◆ Exercise objective ◆
Reply with one number: the count of lines in the records below that hold "completely".

>> start

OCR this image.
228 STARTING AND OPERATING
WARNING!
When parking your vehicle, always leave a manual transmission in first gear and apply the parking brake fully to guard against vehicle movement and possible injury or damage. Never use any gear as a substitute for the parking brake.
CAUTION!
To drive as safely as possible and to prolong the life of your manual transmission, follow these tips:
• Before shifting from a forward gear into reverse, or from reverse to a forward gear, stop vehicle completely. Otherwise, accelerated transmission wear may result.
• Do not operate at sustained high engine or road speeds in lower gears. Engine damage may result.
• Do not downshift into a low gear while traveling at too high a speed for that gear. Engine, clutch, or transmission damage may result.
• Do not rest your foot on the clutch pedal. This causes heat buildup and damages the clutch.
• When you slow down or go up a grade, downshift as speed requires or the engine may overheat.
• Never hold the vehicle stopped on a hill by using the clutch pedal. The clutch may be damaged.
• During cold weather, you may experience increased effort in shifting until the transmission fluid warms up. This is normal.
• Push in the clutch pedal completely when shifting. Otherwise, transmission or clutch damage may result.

>> end

◆ Finished task ◆
2